▶ _Arbeitsauftrag 1_
Gib den Text über den Oberstdorfer Verschönerungsverein wortgetreu wieder, beginnend mit „Die Erschließung, Verbesserung“ und weiter bis einschließlich „Gäste auf 16.299.“.
▶ _Arbeitsauftrag 2_
Beantworte anhand des Textes über den Oberstdorfer Verschönerungsverein diese drei Fragen:
(a) Wie viele Gäste wurden im Jahr 1872 in Oberstdorf gezählt?
(b) Wie viele Mitglieder hatte der Verein im Jahr 1907?
(c) Bis zu welchem Jahr nahm der Verschönerungsverein die Kurtaxe der Übernachtungsgäste ein?
▶ _Arbeitsauftrag 3_
Schreibe den Text über den Oberstdorfer Verschönerungsverein im Anschluss an seinen letzten Satz weiter.

▶ _Textabschnitt_
%%
Die Erschließung, Verbesserung und die Erhaltung unseres Spazier- und Wanderwegenetzes waren von Beginn an eine wichtige Tätigkeit des Vereins. Durch Pflanzung von schattenspendenden Alleebäumen wurden die „Fremden” vor der stechenden Sonne geschützt. Im Jahr 1872 wurden in Oberstdorf 460 Gäste gezählt. Im Jahr 1900 waren es schon 7.163 und im Jahr 1907, also vor 100 Jahren, stieg die Zahl der Gäste auf 16.299.
Die 261 Mitglieder des Vereins im Jahr 1907 stellten einen beruflichen Querschnitt der Oberstdorfer Bevölkerung dar:
Ökonomen . . . . . . . . . . . . . . . . . . . . . . . . . . . . . . . . . . . . . . . 92
Handel- und Gewerbetreibende mit Ökonomiebetrieb . . . . . . 37
Handel- und Gewerbetreibende ohne Ökonomiebetrieb . . . . 59
Ärzte, Beamte, Geistliche, Lehrer, Techniker etc. . . . . . . . . . 29
Privatiers, Rentner . . . . . . . . . . . . . . . . . . . . . . . . . . . . . . . . . 24
Gasthofbesitzer, Hoteliers, Wirte . . . . . . . . . . . . . . . . . . . . . . 20
Bis 1933 hat der Verschönerungsverein die Kurtaxe der Oberstdorfer Übernachtungsgäste eingenommen. Der Verein konnte dadurch vielfältige Investitionen in die touristische Infrastruktur Oberstdorfs tätigen. Die Fischereirechte in Stillach, Trettach, Breitach, Christlessee und Freibergsee sowie Anteile vom Breitachklammverein wurden erworben. Die Badeanstalt am Freibergsee wurde erbaut und später verbessert. Auch den Bau des Tennisplatzes, der Moorwasserbadeanstalt und der Lesehalle möchte ich hier erwähnen. Alle Maßnahmen zu nennen würde den Rahmen dieses Berichtes sprengen.
%%
[Datensätze aus einer Datenquelle]
%%
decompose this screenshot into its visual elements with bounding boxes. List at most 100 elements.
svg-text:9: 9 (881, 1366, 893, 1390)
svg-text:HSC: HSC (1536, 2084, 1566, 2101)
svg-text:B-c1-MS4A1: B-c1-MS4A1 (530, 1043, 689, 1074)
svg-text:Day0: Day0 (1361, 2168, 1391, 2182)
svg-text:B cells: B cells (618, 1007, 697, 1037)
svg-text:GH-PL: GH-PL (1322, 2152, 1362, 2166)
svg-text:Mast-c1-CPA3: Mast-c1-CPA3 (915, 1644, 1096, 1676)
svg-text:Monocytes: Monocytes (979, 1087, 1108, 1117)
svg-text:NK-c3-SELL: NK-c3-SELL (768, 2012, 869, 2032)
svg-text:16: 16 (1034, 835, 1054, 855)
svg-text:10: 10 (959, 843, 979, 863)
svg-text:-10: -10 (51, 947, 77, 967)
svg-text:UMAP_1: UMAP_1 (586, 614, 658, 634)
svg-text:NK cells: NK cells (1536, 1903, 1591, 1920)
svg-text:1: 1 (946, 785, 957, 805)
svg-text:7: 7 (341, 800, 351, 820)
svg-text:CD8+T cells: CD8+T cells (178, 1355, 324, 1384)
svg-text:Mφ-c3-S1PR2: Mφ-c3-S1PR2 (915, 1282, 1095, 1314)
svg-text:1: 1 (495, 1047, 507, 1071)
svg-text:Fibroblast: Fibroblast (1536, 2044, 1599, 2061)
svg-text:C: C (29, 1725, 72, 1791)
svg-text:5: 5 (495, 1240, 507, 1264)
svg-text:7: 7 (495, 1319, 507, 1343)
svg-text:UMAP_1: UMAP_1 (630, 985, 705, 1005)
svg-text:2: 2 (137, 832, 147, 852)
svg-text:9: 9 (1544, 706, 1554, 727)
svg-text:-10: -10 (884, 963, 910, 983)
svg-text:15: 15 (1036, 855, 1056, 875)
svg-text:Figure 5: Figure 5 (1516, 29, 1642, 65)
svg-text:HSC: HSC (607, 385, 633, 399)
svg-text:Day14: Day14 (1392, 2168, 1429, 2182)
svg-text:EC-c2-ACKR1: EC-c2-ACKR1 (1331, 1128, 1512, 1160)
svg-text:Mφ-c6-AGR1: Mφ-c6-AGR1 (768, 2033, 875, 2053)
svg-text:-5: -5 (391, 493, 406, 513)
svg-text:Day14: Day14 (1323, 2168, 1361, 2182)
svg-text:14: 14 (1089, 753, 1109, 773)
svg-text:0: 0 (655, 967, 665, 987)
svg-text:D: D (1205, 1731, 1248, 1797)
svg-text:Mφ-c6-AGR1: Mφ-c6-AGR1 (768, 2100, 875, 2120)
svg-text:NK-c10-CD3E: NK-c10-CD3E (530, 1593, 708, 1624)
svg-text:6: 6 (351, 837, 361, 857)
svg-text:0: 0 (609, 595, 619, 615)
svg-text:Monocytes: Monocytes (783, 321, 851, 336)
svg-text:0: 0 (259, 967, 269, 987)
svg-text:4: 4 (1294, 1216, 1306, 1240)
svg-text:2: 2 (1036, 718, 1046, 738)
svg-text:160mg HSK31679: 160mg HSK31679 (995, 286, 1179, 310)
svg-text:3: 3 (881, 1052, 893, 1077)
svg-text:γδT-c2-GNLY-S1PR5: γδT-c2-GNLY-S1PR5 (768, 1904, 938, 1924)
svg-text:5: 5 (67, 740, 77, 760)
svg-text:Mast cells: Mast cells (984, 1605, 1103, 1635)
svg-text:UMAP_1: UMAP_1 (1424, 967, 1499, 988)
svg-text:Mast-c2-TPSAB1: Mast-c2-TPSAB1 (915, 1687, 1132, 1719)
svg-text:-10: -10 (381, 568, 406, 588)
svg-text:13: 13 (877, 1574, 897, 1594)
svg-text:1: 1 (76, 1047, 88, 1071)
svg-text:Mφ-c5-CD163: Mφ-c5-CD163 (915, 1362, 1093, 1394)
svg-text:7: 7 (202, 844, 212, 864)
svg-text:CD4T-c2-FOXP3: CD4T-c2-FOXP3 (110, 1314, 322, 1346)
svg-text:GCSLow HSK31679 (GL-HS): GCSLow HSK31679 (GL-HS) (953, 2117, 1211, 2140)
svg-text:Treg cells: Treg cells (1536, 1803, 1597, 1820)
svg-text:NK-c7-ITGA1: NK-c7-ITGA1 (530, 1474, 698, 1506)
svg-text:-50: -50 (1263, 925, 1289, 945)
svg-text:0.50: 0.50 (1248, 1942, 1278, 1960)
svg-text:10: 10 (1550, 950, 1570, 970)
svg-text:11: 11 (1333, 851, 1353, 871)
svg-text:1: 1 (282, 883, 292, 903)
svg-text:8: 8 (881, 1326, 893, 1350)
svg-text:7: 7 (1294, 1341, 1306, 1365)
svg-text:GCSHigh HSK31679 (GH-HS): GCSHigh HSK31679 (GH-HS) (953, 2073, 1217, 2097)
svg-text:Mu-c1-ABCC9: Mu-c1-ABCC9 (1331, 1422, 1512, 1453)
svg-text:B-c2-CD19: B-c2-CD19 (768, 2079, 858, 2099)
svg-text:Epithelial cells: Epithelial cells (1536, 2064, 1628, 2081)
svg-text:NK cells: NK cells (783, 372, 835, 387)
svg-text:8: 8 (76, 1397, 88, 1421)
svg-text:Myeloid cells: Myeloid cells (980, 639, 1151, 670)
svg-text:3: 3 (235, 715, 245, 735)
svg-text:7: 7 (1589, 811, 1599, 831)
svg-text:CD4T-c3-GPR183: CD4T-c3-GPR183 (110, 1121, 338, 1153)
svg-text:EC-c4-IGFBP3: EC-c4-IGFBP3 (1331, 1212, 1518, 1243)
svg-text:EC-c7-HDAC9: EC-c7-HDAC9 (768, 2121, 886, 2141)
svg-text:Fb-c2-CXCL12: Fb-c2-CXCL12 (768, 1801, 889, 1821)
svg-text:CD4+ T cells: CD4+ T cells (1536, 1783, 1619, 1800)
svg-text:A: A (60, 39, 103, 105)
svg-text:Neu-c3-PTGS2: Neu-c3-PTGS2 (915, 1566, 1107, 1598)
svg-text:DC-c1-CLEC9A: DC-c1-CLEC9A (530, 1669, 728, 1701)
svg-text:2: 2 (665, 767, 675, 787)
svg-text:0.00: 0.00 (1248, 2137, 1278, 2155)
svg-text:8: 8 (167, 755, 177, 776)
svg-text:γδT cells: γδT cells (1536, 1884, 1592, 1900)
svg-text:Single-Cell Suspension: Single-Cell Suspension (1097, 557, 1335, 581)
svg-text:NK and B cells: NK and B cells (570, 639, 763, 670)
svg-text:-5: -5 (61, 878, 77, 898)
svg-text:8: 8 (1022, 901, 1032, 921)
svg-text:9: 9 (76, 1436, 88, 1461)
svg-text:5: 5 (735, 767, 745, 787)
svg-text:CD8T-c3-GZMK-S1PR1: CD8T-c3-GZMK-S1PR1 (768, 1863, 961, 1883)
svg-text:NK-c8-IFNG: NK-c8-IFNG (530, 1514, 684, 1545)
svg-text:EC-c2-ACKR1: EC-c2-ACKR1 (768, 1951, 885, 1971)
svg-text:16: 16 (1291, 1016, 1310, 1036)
%%
▶ _Antwort 1_
Die Erschließung, Verbesserung und die Erhaltung unseres Spazier- und Wanderwegenetzes waren von Beginn an eine wichtige Tätigkeit des Vereins. Durch Pflanzung von schattenspendenden Alleebäumen wurden die „Fremden” vor der stechenden Sonne geschützt. Im Jahr 1872 wurden in Oberstdorf 460 Gäste gezählt. Im Jahr 1900 waren es schon 7.163 und im Jahr 1907, also vor 100 Jahren, stieg die Zahl der Gäste auf 16.299.

▶ _Antwort 2_
(a) 460 Gäste
(b) 261 Mitglieder
(c) Bis 1933

▶ _Antwort 3_
Durch seine Beteiligungen an der Nebelhornbahn AG und der Kur- und Verkehrsbetriebe AG hat der Verschönerungsverein heute noch ein Mitspracherecht in diesen Unternehmen.
Karl Hofmann, ehemaliger 2. Vorsitzender des Verschönerungsvereins, hat vor 35 Jahren, zum 100jährigen Vereinsjubiläum 1972, einen Rückblick auf die Vereinsgeschichte verfaßt. Weil seine abschließenden Sätze auch heute noch zutreffen und dem Verein den Weg weisen sollen, möchte ich sie hier wiedergeben:
„[Der Verschönerungsverein] hat noch ein Huhn, das goldenen Eier legt. Wenn aber dieses Huhn einmal nicht mehr so munter gackern sollte, dann wird es auch ihm schwerer werden, in gewohnter Weise Geldgeber und Wohltäter zu spielen.
Darum gilt es für den Verein, sich auch jetzt wieder neu zu orientieren und sich auch um den Begriff „Erhaltung” zu kümmern, um die Erhaltung dessen, was unser wertvollstes Kapital ausmacht: Ruhe- und Erholungsraum, Ursprünglichkeit der Landschaft mit ihren Bergen und Tälern, Wiesen und Wäldern, Seen und Bächen und die Pflege all der Kulturgüter, die aus dieser Landschaft geworden sind: Musik, Gesang, Tanz, bäuerliches Volkstum, Tracht usw.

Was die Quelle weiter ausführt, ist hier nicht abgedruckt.